取り組む内容: 研究課題の情報で、研究代表者として挙げられているのは誰か。

研究課題/領域番号 |
21K02831
|
研究種目 |
基盤研究(C)
|
配分区分 | 基金 |
応募区分 | 一般 |
審査区分 |
小区分09070:教育工学関連
|
研究機関 | 名古屋大学 |
研究代表者 |
石井 秀宗 名古屋大学, 教育発達科学研究科, 教授 (30342934)
|
研究分担者 |
荒井 清佳 独立行政法人大学入試センター, 研究開発部, 准教授 (00561036)
安永 和央 環太平洋大学, 次世代教育学部, 准教授 (80777665)
寺尾 尚大 独立行政法人大学入試センター, 研究開発部, 助教 (70827055)
|
研究期間 (年度) |
2021-04-01 – 2025-03-31
|
研究課題ステータス |
交付 (2022年度)
|
配分額 *注記 |
3,900千円 (直接経費: 3,000千円、間接経費: 900千円)
2024年度: 780千円 (直接経費: 600千円、間接経費: 180千円)
2023年度: 1,430千円 (直接経費: 1,100千円、間接経費: 330千円)
2022年度: 1,040千円 (直接経費: 800千円、間接経費: 240千円)
2021年度: 650千円 (直接経費: 500千円、間接経費: 150千円)
|
キーワード | テスト / 心理尺度 / 問題作成 / ガイドライン / 項目分析 / アンケート / テスト作成 / テスト理論 / 教育測定 |
研究開始時の研究の概要 |
本研究では,テストの作成・実施にあたって,測定の専門家が教科の専門家と協働しうる部分をWeb上のシステムとして構築し,教師等がこれを活用することにより,より合理的で妥当なテストの作成・実施を可能にすることを目的とする。 具体的には,テストの設計,利用法,実施手順,問題作成,採点,項目分析等,テストに関する一連のプロセスについて,フローチャート,ガイドライン,仕様書,入力フォーム,分析システム等を備えた,良質なテストを作成・実施するための総合支援システムを開発・公開し,教育現場等におけるテストの質の向上を目指す。

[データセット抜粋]

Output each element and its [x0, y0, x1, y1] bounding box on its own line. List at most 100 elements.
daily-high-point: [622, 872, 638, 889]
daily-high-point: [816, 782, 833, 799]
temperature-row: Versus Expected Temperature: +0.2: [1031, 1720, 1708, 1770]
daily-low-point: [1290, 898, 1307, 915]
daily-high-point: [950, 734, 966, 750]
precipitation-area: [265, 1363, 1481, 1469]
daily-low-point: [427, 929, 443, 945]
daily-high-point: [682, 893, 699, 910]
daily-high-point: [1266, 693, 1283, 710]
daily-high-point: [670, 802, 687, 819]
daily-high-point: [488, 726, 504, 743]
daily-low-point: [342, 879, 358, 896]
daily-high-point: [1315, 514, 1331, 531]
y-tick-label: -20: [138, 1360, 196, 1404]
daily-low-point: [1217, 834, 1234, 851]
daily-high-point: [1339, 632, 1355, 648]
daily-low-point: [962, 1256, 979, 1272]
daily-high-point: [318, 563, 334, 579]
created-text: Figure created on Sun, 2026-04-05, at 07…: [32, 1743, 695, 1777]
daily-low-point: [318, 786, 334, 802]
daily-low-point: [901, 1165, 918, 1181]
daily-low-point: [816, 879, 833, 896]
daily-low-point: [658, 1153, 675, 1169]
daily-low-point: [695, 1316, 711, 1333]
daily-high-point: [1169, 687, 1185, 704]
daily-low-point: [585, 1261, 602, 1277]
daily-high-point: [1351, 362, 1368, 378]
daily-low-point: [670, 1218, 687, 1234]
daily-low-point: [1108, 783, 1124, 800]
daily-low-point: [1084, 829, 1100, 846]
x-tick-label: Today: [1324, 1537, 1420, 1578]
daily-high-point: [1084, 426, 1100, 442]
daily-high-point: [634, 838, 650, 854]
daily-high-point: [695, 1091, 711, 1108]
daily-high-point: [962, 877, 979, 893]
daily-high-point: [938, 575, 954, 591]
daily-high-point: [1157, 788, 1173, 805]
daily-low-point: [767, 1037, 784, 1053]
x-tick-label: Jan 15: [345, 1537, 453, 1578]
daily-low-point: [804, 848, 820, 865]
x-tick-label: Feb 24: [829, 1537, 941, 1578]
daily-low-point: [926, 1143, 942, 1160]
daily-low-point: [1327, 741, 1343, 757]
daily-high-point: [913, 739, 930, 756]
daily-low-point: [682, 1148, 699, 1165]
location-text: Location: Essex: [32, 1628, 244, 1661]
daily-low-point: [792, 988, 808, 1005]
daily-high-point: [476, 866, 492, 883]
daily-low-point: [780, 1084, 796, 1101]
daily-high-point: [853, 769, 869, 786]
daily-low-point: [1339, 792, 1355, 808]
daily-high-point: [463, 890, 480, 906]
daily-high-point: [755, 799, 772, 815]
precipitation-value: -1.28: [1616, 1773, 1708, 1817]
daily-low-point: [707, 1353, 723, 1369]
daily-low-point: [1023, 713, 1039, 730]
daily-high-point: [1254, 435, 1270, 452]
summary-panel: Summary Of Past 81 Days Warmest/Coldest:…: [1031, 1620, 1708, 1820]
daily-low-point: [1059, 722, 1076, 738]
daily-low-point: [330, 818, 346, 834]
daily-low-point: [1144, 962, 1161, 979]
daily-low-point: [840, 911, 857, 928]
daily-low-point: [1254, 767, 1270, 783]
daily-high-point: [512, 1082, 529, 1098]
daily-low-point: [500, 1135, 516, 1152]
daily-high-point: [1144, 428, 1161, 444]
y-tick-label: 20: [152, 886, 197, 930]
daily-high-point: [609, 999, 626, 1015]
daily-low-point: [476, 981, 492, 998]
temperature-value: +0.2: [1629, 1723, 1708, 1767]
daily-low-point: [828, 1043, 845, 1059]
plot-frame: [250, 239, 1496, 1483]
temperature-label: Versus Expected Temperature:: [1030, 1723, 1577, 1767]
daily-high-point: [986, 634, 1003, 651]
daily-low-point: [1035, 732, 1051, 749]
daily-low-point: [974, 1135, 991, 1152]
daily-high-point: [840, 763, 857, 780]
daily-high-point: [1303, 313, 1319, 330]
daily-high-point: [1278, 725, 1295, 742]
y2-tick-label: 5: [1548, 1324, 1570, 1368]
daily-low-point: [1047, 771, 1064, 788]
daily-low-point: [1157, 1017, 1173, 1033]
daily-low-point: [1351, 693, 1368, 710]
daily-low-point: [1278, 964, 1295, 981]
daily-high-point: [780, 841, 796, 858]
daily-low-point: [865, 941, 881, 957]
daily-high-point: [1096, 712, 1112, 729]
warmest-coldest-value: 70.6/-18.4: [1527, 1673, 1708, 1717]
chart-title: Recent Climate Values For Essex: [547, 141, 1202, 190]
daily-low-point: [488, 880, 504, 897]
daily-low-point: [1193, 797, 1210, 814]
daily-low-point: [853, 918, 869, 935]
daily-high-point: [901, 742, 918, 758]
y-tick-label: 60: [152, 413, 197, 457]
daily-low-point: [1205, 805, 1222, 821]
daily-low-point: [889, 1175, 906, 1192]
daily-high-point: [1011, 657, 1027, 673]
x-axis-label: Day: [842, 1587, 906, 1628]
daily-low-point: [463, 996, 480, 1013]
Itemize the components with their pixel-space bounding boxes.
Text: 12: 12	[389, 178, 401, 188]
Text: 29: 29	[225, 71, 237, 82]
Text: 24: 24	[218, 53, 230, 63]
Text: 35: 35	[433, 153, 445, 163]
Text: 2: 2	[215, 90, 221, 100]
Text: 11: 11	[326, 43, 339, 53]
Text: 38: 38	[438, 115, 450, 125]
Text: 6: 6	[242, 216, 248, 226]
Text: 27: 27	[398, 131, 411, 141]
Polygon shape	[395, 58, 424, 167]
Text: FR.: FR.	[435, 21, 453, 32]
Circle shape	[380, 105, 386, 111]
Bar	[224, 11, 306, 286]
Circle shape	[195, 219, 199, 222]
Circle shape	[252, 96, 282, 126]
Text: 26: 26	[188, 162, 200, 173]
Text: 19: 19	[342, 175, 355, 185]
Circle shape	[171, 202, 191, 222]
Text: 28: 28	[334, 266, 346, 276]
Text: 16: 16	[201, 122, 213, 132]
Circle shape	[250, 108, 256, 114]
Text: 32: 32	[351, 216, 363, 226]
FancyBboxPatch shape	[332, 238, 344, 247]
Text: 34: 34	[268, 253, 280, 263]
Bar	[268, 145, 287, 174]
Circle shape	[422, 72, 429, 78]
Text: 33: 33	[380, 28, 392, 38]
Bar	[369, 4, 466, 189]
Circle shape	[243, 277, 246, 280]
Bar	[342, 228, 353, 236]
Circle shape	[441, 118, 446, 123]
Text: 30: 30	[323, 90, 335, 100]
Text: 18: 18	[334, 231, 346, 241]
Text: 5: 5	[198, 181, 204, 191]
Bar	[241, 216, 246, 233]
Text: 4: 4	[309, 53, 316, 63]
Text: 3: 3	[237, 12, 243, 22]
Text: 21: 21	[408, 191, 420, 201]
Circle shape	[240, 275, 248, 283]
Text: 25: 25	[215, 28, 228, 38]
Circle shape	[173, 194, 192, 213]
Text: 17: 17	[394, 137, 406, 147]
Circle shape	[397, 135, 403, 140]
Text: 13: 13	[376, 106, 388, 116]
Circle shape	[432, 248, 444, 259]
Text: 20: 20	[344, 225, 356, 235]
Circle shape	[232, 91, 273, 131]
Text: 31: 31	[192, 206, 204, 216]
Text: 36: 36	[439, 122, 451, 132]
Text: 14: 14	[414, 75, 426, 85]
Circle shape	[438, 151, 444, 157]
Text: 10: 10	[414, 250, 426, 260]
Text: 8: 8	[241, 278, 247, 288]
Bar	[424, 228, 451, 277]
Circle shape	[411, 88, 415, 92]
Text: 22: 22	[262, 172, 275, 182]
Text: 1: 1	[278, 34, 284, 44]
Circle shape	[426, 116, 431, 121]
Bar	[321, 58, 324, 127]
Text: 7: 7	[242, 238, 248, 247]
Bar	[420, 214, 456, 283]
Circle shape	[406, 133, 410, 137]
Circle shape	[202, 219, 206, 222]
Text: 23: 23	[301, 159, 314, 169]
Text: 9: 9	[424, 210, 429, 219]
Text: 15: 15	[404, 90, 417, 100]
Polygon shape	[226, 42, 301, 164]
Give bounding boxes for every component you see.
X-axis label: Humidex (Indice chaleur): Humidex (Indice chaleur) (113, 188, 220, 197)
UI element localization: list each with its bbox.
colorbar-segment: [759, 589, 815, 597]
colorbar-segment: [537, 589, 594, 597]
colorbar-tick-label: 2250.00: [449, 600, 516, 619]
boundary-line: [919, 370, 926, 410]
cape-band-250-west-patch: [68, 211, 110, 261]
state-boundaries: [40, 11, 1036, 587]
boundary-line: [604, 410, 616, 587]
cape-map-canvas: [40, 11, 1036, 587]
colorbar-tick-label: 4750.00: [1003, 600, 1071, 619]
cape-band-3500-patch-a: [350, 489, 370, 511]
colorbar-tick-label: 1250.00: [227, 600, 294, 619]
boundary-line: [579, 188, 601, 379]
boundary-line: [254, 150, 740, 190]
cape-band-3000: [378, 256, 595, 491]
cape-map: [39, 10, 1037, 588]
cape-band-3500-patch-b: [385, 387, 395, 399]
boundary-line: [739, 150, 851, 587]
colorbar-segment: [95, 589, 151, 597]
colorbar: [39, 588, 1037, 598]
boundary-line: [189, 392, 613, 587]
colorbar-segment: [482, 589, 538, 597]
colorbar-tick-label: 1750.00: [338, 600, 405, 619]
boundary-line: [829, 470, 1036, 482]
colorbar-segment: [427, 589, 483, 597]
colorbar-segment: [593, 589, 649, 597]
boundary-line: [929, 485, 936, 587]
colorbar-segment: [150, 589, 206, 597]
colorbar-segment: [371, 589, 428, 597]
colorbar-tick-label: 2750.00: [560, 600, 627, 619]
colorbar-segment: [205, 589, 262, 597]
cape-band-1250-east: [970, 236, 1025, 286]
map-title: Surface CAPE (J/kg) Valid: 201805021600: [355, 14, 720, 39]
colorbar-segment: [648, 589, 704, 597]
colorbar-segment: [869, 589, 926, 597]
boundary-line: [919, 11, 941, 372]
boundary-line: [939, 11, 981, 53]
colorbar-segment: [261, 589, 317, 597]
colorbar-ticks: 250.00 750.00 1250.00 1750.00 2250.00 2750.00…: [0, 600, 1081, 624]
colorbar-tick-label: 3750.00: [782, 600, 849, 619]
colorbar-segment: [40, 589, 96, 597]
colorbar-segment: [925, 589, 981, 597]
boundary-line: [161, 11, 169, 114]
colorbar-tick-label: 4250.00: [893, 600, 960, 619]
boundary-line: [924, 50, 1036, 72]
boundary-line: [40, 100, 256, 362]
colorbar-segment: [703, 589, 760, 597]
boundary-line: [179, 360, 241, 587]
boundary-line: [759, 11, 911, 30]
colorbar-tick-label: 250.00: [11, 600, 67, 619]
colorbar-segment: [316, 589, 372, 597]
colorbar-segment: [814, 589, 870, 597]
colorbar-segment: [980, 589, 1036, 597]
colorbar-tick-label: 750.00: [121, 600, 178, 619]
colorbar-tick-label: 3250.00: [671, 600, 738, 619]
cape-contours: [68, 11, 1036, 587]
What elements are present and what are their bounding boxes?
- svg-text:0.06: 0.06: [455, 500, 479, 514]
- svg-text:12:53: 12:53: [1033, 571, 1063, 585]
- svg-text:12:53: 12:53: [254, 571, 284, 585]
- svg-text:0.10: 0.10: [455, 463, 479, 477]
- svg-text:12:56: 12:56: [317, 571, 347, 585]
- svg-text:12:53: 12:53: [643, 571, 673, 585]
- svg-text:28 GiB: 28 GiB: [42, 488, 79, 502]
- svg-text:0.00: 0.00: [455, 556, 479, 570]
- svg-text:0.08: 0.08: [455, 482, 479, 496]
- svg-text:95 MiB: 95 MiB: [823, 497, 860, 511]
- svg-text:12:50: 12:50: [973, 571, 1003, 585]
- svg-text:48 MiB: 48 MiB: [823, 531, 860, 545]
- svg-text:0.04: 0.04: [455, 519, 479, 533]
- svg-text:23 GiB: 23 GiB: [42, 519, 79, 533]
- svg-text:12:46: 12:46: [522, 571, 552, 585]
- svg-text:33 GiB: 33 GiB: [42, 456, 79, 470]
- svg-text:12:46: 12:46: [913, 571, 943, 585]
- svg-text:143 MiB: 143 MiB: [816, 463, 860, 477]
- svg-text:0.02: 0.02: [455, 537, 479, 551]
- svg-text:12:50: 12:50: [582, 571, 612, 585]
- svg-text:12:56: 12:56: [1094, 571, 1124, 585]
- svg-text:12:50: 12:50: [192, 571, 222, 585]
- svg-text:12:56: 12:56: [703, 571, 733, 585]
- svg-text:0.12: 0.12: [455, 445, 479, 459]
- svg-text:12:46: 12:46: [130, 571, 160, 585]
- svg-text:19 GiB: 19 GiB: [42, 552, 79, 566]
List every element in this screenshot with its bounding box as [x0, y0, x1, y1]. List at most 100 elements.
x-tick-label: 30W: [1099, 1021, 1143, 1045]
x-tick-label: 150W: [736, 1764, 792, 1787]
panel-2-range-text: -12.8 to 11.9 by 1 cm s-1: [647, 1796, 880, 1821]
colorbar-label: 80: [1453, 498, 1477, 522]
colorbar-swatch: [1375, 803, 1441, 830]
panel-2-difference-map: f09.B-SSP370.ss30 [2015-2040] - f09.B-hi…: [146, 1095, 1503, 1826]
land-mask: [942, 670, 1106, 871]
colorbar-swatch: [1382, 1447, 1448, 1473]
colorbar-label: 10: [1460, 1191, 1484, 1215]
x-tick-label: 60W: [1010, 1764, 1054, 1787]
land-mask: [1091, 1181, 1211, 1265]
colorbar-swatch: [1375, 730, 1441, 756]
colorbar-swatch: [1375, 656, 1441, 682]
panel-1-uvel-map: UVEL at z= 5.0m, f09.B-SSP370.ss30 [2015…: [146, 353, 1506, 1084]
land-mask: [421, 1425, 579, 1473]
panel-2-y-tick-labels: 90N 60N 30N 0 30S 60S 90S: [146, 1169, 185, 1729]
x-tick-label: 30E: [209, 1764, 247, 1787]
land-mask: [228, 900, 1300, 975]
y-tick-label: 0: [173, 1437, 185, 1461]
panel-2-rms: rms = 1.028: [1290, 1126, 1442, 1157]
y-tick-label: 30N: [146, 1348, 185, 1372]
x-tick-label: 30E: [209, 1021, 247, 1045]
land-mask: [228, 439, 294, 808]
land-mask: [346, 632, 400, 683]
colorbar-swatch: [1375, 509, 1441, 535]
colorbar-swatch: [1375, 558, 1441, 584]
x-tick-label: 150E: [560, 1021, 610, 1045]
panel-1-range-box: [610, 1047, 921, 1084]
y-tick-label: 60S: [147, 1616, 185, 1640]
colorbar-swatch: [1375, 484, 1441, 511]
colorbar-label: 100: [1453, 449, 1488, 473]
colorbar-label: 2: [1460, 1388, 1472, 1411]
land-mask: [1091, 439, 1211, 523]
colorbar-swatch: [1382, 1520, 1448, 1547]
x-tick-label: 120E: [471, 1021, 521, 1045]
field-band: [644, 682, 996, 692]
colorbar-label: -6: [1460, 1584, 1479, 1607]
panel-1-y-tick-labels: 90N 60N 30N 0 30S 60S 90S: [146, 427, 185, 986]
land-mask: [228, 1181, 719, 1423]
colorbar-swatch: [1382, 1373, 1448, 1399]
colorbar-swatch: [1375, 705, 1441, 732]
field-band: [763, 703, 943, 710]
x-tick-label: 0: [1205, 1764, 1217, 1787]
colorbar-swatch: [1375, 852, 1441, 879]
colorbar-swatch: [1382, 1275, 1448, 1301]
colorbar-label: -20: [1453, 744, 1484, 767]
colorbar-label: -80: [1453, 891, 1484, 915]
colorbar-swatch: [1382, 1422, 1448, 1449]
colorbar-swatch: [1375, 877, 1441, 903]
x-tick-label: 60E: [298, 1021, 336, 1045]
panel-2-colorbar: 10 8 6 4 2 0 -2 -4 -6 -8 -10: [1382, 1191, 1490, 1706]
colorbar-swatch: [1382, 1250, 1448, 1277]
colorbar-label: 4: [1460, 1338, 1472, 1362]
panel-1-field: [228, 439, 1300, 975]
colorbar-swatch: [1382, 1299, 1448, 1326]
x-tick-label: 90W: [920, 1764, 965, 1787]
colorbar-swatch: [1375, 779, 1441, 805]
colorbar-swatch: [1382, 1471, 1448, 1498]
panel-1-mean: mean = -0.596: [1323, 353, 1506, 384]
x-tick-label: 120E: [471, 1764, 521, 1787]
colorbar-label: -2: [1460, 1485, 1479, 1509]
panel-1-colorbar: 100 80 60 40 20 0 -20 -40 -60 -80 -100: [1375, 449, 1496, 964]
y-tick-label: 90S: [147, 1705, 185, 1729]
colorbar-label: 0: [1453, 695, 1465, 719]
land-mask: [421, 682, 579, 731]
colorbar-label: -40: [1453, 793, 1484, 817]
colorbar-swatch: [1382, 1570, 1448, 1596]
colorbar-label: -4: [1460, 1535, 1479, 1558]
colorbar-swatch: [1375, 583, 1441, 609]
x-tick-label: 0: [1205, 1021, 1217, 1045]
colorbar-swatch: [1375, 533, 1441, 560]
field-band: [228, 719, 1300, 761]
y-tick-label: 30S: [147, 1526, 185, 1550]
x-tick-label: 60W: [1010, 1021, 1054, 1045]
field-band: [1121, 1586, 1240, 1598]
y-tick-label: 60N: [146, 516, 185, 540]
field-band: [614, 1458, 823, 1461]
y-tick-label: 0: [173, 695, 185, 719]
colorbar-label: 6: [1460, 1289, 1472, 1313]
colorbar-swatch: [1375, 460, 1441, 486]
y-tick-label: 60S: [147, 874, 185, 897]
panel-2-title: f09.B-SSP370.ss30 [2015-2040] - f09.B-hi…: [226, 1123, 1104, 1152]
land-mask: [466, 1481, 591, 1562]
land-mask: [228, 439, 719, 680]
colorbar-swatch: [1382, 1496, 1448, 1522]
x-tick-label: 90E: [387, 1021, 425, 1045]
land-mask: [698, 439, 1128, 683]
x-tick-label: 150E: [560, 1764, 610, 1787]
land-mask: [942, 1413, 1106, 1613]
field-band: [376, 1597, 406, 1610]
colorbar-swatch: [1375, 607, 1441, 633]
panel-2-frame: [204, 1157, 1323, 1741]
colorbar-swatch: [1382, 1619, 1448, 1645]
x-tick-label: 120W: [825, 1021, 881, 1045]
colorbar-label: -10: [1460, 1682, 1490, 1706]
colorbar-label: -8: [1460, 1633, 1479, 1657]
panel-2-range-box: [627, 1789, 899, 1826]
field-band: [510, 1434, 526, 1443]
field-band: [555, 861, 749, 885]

解答例: 名古屋大学教育発達科学研究科の教授、石井 秀宗である。